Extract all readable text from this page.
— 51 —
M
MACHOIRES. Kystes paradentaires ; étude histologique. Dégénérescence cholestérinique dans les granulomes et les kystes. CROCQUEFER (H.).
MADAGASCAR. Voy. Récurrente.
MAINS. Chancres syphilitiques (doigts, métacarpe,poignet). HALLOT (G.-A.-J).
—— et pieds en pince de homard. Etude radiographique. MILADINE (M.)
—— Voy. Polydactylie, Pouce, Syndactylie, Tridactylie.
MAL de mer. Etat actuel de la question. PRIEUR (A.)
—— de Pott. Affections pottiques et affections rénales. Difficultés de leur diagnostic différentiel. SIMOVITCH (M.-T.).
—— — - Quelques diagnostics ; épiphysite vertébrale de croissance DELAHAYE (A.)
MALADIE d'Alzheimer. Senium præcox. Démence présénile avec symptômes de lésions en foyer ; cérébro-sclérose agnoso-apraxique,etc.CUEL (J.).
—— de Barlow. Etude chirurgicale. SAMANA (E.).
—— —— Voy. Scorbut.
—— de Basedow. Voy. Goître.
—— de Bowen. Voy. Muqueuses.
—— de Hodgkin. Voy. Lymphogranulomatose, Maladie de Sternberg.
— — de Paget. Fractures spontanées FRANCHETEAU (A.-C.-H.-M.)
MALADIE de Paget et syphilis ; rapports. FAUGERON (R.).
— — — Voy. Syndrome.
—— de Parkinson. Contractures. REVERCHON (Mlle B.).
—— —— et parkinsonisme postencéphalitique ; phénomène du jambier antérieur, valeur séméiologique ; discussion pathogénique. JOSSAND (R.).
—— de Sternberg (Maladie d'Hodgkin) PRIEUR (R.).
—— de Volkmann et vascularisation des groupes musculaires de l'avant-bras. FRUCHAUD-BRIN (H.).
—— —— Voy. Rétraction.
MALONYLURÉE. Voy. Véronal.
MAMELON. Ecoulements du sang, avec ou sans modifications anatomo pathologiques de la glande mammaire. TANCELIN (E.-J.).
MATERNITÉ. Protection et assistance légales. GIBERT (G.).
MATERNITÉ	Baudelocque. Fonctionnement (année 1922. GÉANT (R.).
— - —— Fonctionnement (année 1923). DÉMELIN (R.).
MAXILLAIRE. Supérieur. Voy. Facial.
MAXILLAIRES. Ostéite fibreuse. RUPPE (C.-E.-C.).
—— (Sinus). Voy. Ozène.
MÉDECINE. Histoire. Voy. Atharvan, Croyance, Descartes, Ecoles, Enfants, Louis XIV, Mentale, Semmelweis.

---

EXERCISE BRIEF:
How many lines in these entries hold the string "PRIEUR"? Answer with the number alone.

RESULT OF THE TASK:
2